Data supplied:
┄┄┄┄┄┄┄┄┄┄
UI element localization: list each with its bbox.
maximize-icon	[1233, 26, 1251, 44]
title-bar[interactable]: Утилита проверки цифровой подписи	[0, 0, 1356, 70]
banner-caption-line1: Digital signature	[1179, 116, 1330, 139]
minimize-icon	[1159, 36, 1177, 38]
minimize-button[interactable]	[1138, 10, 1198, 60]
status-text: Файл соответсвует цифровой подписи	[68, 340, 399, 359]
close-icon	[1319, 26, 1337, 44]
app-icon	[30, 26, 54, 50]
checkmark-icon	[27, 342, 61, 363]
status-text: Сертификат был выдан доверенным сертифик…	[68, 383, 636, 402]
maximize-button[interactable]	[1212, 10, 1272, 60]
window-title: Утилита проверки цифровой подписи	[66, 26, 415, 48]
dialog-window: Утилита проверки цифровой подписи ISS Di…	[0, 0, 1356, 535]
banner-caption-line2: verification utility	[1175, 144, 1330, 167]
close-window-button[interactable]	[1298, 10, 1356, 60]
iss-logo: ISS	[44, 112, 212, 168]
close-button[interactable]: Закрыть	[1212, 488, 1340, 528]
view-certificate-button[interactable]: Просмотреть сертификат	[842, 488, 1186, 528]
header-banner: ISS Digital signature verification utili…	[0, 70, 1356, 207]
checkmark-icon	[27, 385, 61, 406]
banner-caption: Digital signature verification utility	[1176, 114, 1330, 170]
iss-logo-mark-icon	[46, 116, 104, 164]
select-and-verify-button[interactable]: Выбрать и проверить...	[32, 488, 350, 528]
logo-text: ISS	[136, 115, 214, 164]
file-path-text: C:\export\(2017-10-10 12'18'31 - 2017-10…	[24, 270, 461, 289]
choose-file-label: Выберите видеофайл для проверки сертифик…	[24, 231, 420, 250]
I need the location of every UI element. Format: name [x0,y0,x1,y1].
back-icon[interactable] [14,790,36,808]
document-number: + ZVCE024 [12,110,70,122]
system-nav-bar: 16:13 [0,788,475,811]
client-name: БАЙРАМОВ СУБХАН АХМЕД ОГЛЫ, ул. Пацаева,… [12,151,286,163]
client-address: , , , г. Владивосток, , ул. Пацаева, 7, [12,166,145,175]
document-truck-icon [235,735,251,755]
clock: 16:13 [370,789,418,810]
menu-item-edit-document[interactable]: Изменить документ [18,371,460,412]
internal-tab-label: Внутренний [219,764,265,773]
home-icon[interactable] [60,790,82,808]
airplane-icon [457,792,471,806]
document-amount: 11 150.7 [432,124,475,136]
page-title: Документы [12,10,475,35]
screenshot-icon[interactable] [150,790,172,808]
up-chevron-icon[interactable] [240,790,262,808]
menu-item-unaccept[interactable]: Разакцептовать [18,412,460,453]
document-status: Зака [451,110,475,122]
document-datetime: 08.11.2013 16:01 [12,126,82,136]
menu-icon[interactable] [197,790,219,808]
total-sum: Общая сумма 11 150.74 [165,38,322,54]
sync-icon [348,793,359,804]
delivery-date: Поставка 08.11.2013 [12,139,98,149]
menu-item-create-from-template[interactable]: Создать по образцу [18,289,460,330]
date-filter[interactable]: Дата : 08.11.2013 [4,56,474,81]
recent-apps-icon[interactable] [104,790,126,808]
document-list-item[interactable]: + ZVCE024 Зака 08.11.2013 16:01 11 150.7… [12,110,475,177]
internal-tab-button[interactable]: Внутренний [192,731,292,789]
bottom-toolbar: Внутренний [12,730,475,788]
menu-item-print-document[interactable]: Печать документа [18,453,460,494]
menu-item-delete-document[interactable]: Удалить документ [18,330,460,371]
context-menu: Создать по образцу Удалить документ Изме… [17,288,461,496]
┄┄┄┄┄┄┄┄┄┄
Set exercise: Quote the full listing above, line for line and unchanged.

Right answer:
UI element localization: list each with its bbox.
maximize-icon	[1233, 26, 1251, 44]
title-bar[interactable]: Утилита проверки цифровой подписи	[0, 0, 1356, 70]
banner-caption-line1: Digital signature	[1179, 116, 1330, 139]
minimize-icon	[1159, 36, 1177, 38]
minimize-button[interactable]	[1138, 10, 1198, 60]
status-text: Файл соответсвует цифровой подписи	[68, 340, 399, 359]
close-icon	[1319, 26, 1337, 44]
app-icon	[30, 26, 54, 50]
checkmark-icon	[27, 342, 61, 363]
status-text: Сертификат был выдан доверенным сертифик…	[68, 383, 636, 402]
maximize-button[interactable]	[1212, 10, 1272, 60]
window-title: Утилита проверки цифровой подписи	[66, 26, 415, 48]
dialog-window: Утилита проверки цифровой подписи ISS Di…	[0, 0, 1356, 535]
banner-caption-line2: verification utility	[1175, 144, 1330, 167]
close-window-button[interactable]	[1298, 10, 1356, 60]
iss-logo: ISS	[44, 112, 212, 168]
close-button[interactable]: Закрыть	[1212, 488, 1340, 528]
view-certificate-button[interactable]: Просмотреть сертификат	[842, 488, 1186, 528]
header-banner: ISS Digital signature verification utili…	[0, 70, 1356, 207]
checkmark-icon	[27, 385, 61, 406]
banner-caption: Digital signature verification utility	[1176, 114, 1330, 170]
iss-logo-mark-icon	[46, 116, 104, 164]
select-and-verify-button[interactable]: Выбрать и проверить...	[32, 488, 350, 528]
logo-text: ISS	[136, 115, 214, 164]
file-path-text: C:\export\(2017-10-10 12'18'31 - 2017-10…	[24, 270, 461, 289]
choose-file-label: Выберите видеофайл для проверки сертифик…	[24, 231, 420, 250]
I need the location of every UI element. Format: name [x0,y0,x1,y1].
back-icon[interactable] [14,790,36,808]
document-number: + ZVCE024 [12,110,70,122]
system-nav-bar: 16:13 [0,788,475,811]
client-name: БАЙРАМОВ СУБХАН АХМЕД ОГЛЫ, ул. Пацаева,… [12,151,286,163]
client-address: , , , г. Владивосток, , ул. Пацаева, 7, [12,166,145,175]
document-truck-icon [235,735,251,755]
clock: 16:13 [370,789,418,810]
menu-item-edit-document[interactable]: Изменить документ [18,371,460,412]
internal-tab-label: Внутренний [219,764,265,773]
home-icon[interactable] [60,790,82,808]
airplane-icon [457,792,471,806]
document-amount: 11 150.7 [432,124,475,136]
page-title: Документы [12,10,475,35]
screenshot-icon[interactable] [150,790,172,808]
up-chevron-icon[interactable] [240,790,262,808]
menu-item-unaccept[interactable]: Разакцептовать [18,412,460,453]
document-status: Зака [451,110,475,122]
document-datetime: 08.11.2013 16:01 [12,126,82,136]
menu-icon[interactable] [197,790,219,808]
total-sum: Общая сумма 11 150.74 [165,38,322,54]
sync-icon [348,793,359,804]
delivery-date: Поставка 08.11.2013 [12,139,98,149]
menu-item-create-from-template[interactable]: Создать по образцу [18,289,460,330]
date-filter[interactable]: Дата : 08.11.2013 [4,56,474,81]
recent-apps-icon[interactable] [104,790,126,808]
document-list-item[interactable]: + ZVCE024 Зака 08.11.2013 16:01 11 150.7… [12,110,475,177]
internal-tab-button[interactable]: Внутренний [192,731,292,789]
bottom-toolbar: Внутренний [12,730,475,788]
menu-item-print-document[interactable]: Печать документа [18,453,460,494]
menu-item-delete-document[interactable]: Удалить документ [18,330,460,371]
context-menu: Создать по образцу Удалить документ Изме… [17,288,461,496]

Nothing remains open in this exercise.